Could you repeat the records below exactly, leaving out any pictures?

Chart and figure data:
/---
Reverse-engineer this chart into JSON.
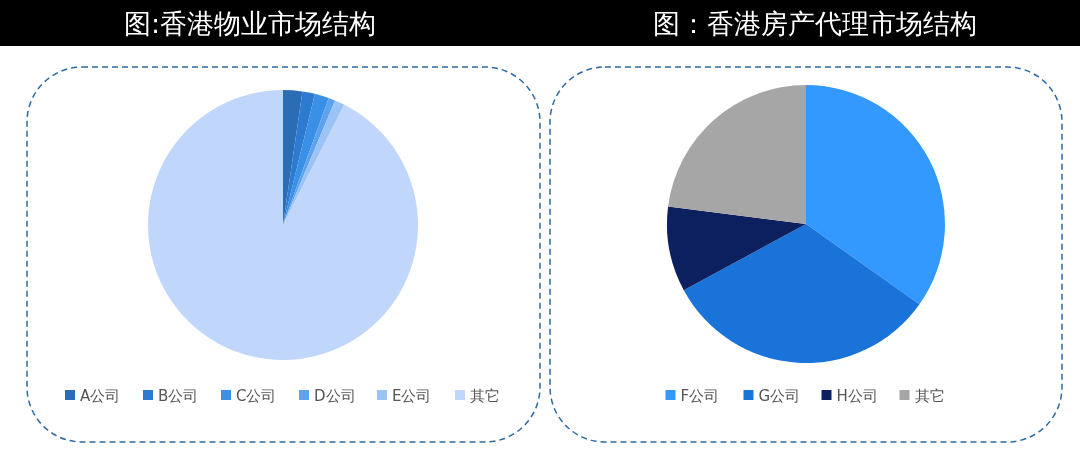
{
  "chart_data": [
    {
      "type": "pie",
      "title": "图:香港物业市场结构",
      "categories": [
        "A公司",
        "B公司",
        "C公司",
        "D公司",
        "E公司",
        "其它"
      ],
      "values": [
        2.3,
        1.5,
        1.7,
        0.8,
        1.2,
        92.5
      ],
      "colors": [
        "#2a6db5",
        "#2c7bd0",
        "#3a8fe6",
        "#5da2ef",
        "#9cc3f5",
        "#c0d6fa"
      ],
      "legend": "bottom"
    },
    {
      "type": "pie",
      "title": "图：香港房产代理市场结构",
      "categories": [
        "F公司",
        "G公司",
        "H公司",
        "其它"
      ],
      "values": [
        34.8,
        32.3,
        9.9,
        23.0
      ],
      "colors": [
        "#3399ff",
        "#1a73d9",
        "#0c1f5e",
        "#a6a6a6"
      ],
      "legend": "bottom"
    }
  ]
}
\---
» **SOLUTION FOR THIS TASK**
Reverse-engineer this chart into JSON.
{
  "chart_data": [
    {
      "type": "pie",
      "title": "图:香港物业市场结构",
      "categories": [
        "A公司",
        "B公司",
        "C公司",
        "D公司",
        "E公司",
        "其它"
      ],
      "values": [
        2.3,
        1.5,
        1.7,
        0.8,
        1.2,
        92.5
      ],
      "colors": [
        "#2a6db5",
        "#2c7bd0",
        "#3a8fe6",
        "#5da2ef",
        "#9cc3f5",
        "#c0d6fa"
      ],
      "legend": "bottom"
    },
    {
      "type": "pie",
      "title": "图：香港房产代理市场结构",
      "categories": [
        "F公司",
        "G公司",
        "H公司",
        "其它"
      ],
      "values": [
        34.8,
        32.3,
        9.9,
        23.0
      ],
      "colors": [
        "#3399ff",
        "#1a73d9",
        "#0c1f5e",
        "#a6a6a6"
      ],
      "legend": "bottom"
    }
  ]
}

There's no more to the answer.